Start of Listing

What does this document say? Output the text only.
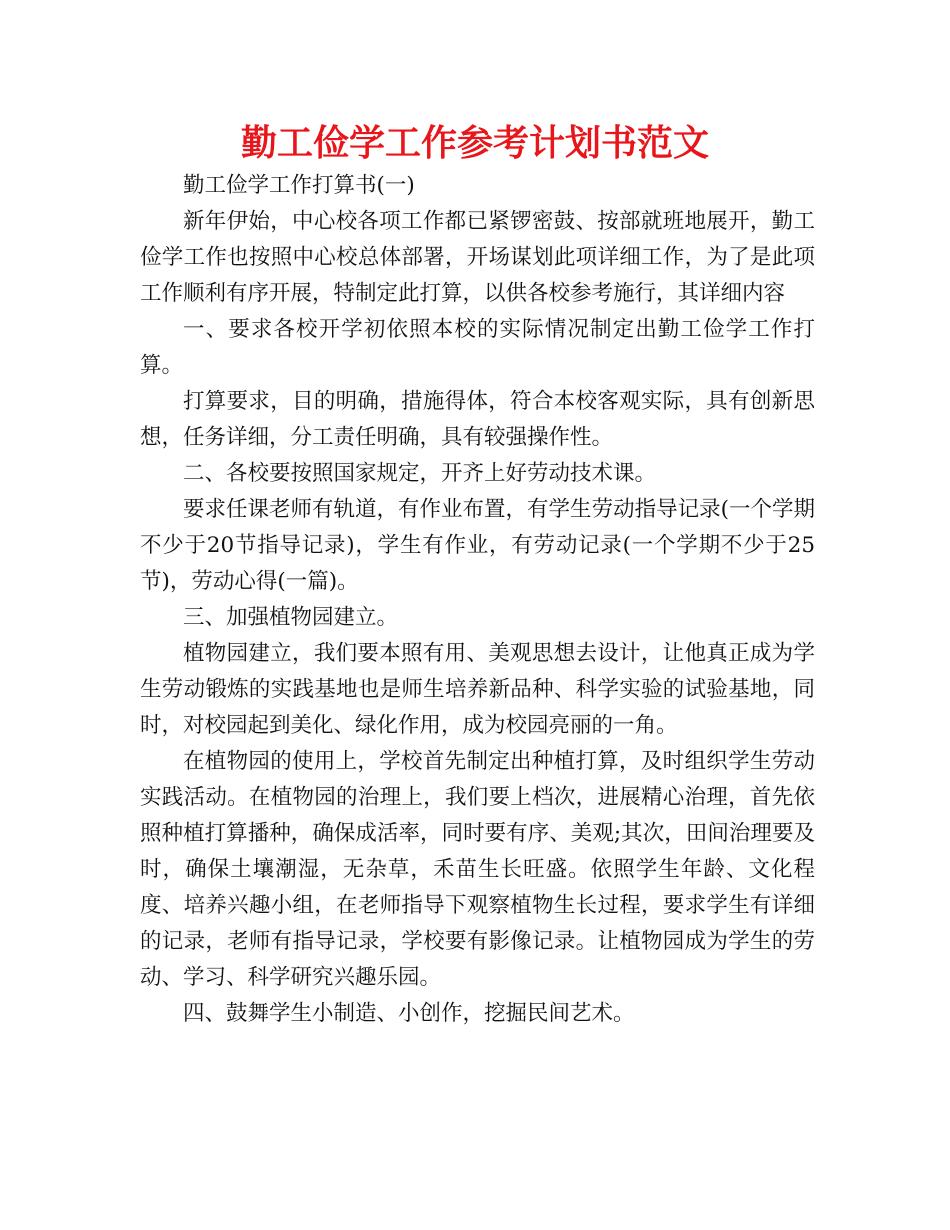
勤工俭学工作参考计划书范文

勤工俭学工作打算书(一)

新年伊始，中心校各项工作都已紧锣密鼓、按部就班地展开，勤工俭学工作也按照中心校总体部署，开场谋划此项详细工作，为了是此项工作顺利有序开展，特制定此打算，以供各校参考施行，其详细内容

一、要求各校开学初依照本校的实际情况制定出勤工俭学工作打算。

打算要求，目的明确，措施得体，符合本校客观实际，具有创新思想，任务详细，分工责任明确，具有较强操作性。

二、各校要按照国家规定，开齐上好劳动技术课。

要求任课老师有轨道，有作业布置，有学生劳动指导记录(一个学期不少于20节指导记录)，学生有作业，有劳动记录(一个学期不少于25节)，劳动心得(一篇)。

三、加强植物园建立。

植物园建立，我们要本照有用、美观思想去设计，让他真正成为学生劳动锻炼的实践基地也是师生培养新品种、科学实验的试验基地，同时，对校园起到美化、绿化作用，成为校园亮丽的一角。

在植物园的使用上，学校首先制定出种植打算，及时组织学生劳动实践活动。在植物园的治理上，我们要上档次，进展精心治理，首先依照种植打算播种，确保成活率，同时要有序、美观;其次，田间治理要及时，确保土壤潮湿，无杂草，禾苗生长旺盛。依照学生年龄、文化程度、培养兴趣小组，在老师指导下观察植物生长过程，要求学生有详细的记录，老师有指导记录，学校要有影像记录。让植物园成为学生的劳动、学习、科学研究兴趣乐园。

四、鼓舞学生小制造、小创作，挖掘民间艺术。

End of Listing

_Aim of the task:_ Make an exact copy of the whole listing, but don't bring over any pictures.

_Written reply:_
What does this document say? Output the text only.
勤工俭学工作参考计划书范文

勤工俭学工作打算书(一)

新年伊始，中心校各项工作都已紧锣密鼓、按部就班地展开，勤工俭学工作也按照中心校总体部署，开场谋划此项详细工作，为了是此项工作顺利有序开展，特制定此打算，以供各校参考施行，其详细内容

一、要求各校开学初依照本校的实际情况制定出勤工俭学工作打算。

打算要求，目的明确，措施得体，符合本校客观实际，具有创新思想，任务详细，分工责任明确，具有较强操作性。

二、各校要按照国家规定，开齐上好劳动技术课。

要求任课老师有轨道，有作业布置，有学生劳动指导记录(一个学期不少于20节指导记录)，学生有作业，有劳动记录(一个学期不少于25节)，劳动心得(一篇)。

三、加强植物园建立。

植物园建立，我们要本照有用、美观思想去设计，让他真正成为学生劳动锻炼的实践基地也是师生培养新品种、科学实验的试验基地，同时，对校园起到美化、绿化作用，成为校园亮丽的一角。

在植物园的使用上，学校首先制定出种植打算，及时组织学生劳动实践活动。在植物园的治理上，我们要上档次，进展精心治理，首先依照种植打算播种，确保成活率，同时要有序、美观;其次，田间治理要及时，确保土壤潮湿，无杂草，禾苗生长旺盛。依照学生年龄、文化程度、培养兴趣小组，在老师指导下观察植物生长过程，要求学生有详细的记录，老师有指导记录，学校要有影像记录。让植物园成为学生的劳动、学习、科学研究兴趣乐园。

四、鼓舞学生小制造、小创作，挖掘民间艺术。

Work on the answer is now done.